WHAT IS EXPECTED >> Pick out every line in the data below that holds "Pass".

-- begin RECORDS PROVIDED --

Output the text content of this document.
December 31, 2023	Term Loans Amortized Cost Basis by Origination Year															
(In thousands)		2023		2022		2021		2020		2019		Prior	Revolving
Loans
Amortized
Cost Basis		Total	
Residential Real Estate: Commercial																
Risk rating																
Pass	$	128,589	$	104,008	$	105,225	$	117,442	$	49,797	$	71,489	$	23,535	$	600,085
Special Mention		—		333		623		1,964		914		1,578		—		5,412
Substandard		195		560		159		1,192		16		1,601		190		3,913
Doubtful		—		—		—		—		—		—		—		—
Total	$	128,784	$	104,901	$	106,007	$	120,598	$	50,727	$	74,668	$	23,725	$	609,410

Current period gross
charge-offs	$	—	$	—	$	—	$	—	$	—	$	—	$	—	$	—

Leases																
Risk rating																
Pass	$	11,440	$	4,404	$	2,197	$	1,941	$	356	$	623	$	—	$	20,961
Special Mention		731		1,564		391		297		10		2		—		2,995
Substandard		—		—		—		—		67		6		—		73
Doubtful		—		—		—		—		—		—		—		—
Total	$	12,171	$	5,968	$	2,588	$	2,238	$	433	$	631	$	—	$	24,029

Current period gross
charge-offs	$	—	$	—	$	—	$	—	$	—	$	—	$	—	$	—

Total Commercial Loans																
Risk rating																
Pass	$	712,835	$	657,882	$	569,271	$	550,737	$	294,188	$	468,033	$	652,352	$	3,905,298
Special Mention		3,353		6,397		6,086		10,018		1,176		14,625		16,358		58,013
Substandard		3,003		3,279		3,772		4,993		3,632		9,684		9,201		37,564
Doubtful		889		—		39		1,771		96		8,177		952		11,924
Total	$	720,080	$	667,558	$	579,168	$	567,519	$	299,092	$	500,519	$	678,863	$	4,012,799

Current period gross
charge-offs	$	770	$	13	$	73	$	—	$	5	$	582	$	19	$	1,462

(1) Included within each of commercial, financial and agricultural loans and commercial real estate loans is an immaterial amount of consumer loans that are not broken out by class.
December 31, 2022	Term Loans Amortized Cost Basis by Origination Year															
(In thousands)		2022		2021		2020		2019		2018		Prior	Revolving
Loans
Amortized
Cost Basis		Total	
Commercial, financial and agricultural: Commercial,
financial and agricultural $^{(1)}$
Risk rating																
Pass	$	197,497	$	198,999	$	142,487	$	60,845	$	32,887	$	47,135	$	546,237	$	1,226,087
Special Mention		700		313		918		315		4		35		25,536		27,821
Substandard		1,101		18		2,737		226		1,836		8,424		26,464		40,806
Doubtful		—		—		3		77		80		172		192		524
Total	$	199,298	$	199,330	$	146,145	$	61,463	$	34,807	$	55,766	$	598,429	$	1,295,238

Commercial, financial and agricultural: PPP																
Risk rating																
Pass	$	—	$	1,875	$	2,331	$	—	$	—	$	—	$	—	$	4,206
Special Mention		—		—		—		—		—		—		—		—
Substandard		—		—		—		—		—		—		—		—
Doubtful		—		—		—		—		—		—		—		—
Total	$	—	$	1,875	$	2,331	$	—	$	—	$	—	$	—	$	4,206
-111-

-- end RECORDS PROVIDED --
-- begin RECORDS PROVIDED --

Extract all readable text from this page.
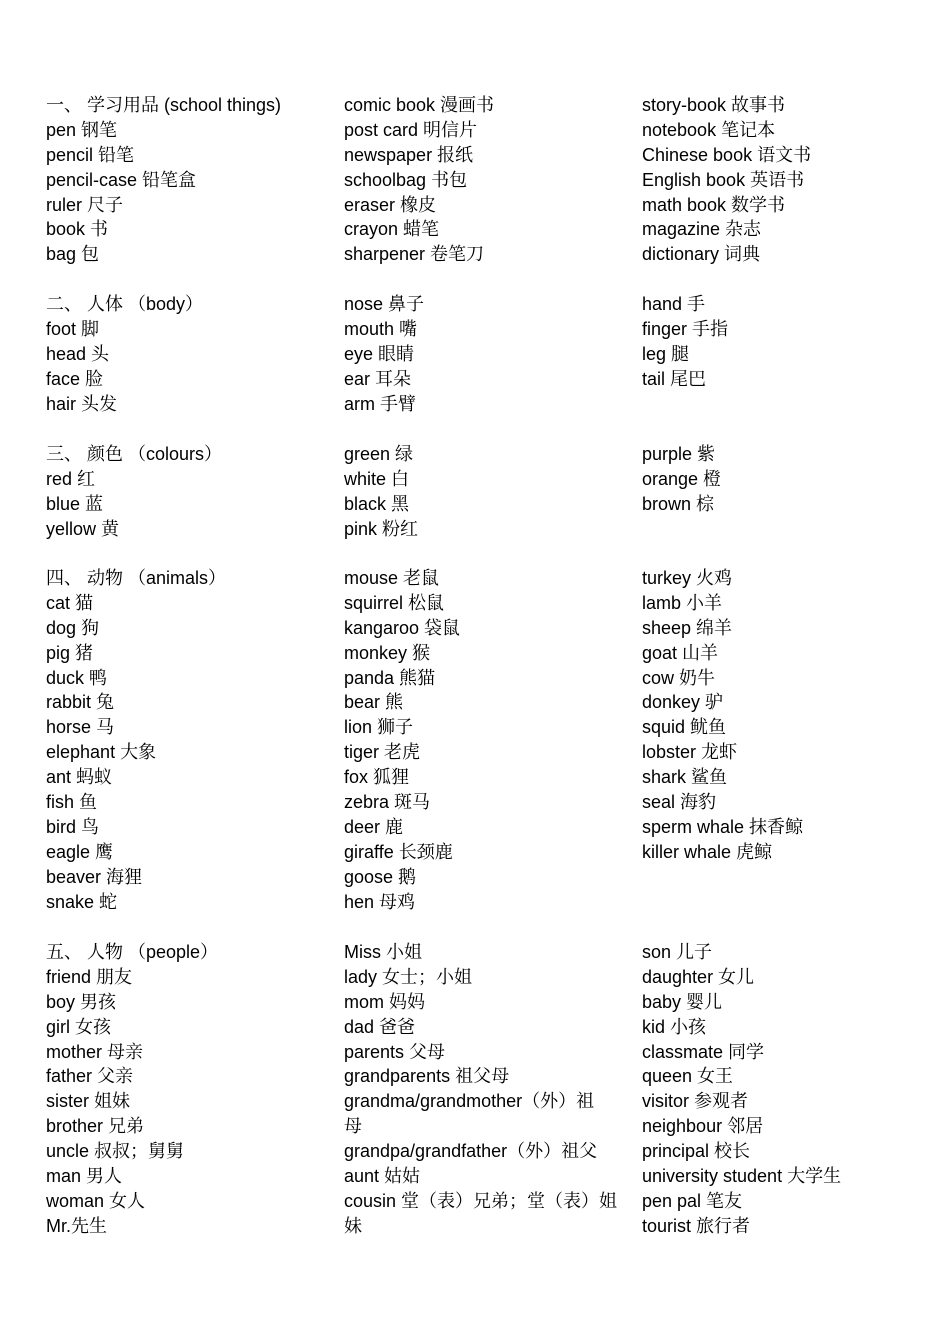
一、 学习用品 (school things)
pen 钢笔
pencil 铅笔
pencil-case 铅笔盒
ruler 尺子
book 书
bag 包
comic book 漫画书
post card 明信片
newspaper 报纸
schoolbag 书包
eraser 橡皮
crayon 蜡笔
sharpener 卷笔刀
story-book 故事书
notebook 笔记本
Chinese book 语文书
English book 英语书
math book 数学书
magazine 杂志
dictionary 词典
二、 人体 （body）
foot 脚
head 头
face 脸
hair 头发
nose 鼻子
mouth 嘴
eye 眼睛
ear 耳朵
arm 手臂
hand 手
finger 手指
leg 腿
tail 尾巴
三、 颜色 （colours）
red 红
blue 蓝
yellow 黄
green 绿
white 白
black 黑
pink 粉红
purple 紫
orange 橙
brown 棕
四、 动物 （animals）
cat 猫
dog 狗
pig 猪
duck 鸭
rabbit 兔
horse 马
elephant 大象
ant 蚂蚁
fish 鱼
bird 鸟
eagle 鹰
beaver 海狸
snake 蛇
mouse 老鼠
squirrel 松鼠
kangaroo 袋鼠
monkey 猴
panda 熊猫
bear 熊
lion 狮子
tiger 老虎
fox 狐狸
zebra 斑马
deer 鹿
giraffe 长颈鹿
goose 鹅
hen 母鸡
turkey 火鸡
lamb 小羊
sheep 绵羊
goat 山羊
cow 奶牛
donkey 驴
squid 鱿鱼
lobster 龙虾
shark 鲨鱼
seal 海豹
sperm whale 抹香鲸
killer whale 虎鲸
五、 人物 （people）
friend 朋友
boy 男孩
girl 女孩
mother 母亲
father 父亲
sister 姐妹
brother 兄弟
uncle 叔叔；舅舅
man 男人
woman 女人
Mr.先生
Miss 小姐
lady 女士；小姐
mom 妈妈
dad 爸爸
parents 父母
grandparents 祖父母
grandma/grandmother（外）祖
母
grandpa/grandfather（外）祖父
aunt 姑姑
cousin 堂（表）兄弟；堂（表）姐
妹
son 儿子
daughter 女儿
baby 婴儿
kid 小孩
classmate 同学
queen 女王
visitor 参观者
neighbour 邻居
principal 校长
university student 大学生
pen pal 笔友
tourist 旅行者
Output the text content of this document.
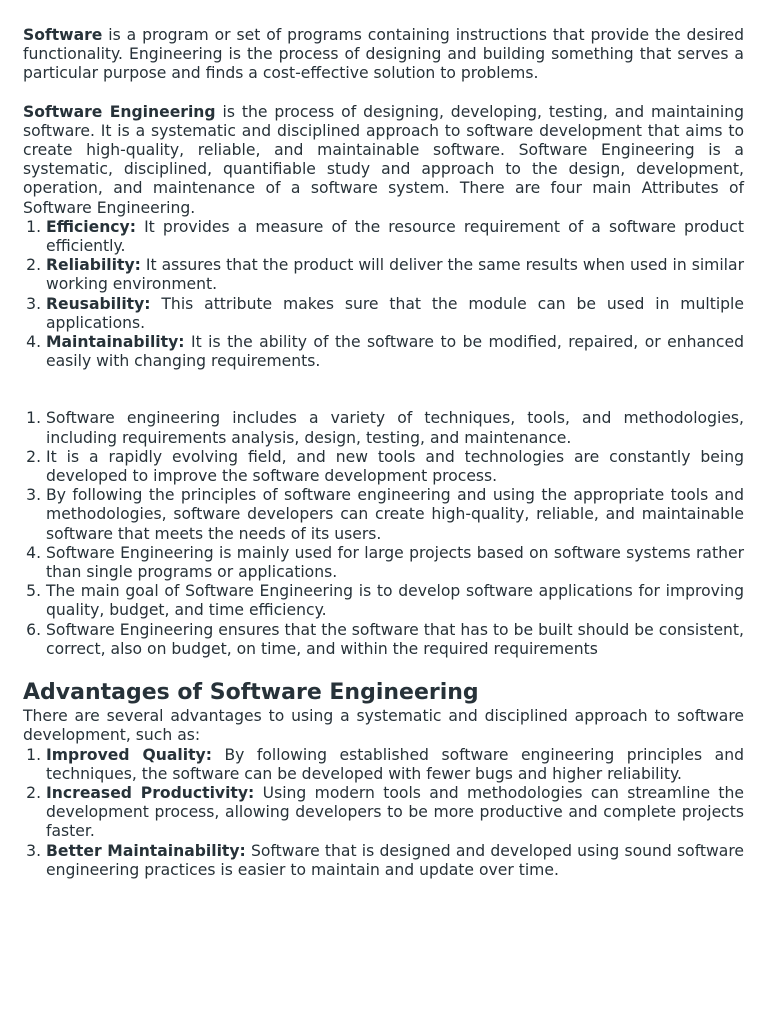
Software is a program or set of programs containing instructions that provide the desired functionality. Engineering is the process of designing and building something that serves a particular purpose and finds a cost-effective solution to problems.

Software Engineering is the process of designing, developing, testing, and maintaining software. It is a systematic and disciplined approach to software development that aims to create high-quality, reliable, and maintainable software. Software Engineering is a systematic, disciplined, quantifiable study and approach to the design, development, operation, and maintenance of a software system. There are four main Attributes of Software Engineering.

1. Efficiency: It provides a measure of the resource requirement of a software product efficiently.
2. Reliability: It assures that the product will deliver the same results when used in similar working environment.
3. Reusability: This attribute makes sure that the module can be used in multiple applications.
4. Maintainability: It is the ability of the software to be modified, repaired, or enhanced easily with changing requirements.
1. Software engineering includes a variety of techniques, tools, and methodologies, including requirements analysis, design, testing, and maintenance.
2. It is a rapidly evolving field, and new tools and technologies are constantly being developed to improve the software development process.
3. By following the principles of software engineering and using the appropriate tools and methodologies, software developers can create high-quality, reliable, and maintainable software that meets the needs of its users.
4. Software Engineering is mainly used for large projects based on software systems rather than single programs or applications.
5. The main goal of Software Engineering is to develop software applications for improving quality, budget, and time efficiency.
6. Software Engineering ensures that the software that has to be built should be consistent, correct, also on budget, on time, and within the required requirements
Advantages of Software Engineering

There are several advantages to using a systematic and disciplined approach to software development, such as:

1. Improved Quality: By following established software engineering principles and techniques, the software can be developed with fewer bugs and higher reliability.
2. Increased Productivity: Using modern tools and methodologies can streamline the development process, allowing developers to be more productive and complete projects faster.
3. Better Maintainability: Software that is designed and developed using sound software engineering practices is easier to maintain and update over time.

-- end RECORDS PROVIDED --
-- begin RECORDS PROVIDED --

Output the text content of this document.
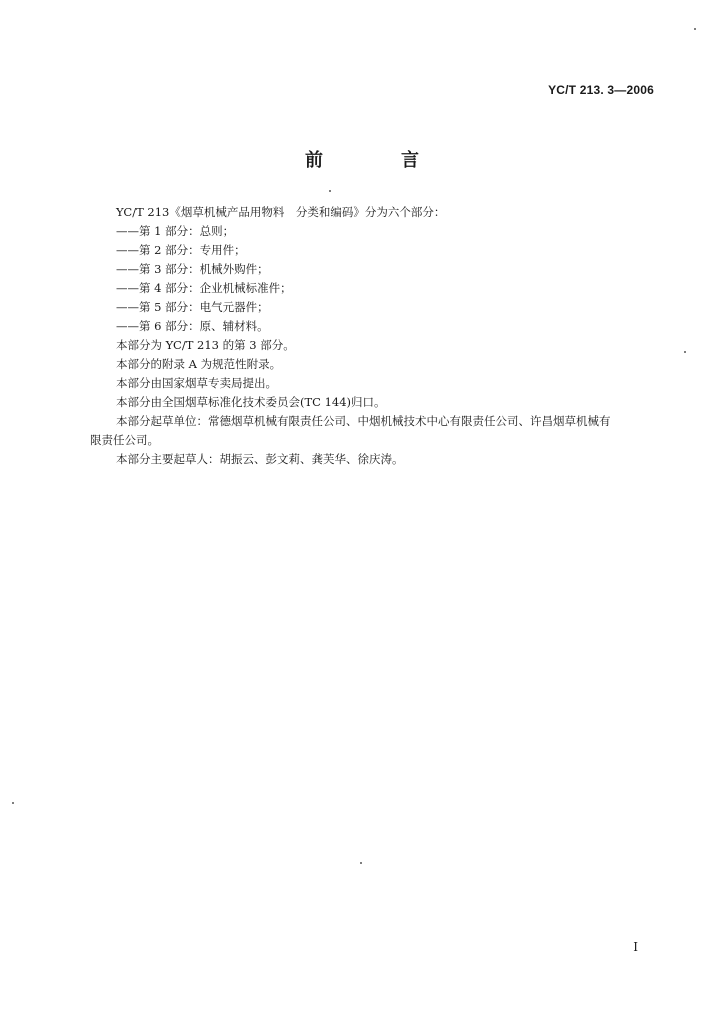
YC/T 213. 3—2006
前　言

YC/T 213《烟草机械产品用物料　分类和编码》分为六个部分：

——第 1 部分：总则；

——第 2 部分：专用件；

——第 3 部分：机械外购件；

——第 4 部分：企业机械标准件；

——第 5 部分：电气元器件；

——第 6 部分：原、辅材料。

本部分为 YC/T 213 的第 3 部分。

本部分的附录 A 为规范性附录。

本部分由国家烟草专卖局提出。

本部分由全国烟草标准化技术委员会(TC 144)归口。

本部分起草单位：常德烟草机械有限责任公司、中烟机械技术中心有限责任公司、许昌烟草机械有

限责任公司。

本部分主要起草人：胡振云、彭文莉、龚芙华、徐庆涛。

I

-- end RECORDS PROVIDED --

EXPECTED ANSWER >>
Pass	$	128,589	$	104,008	$	105,225	$	117,442	$	49,797	$	71,489	$	23,535	$	600,085
Pass	$	11,440	$	4,404	$	2,197	$	1,941	$	356	$	623	$	—	$	20,961
Pass	$	712,835	$	657,882	$	569,271	$	550,737	$	294,188	$	468,033	$	652,352	$	3,905,298
Pass	$	197,497	$	198,999	$	142,487	$	60,845	$	32,887	$	47,135	$	546,237	$	1,226,087
Pass	$	—	$	1,875	$	2,331	$	—	$	—	$	—	$	—	$	4,206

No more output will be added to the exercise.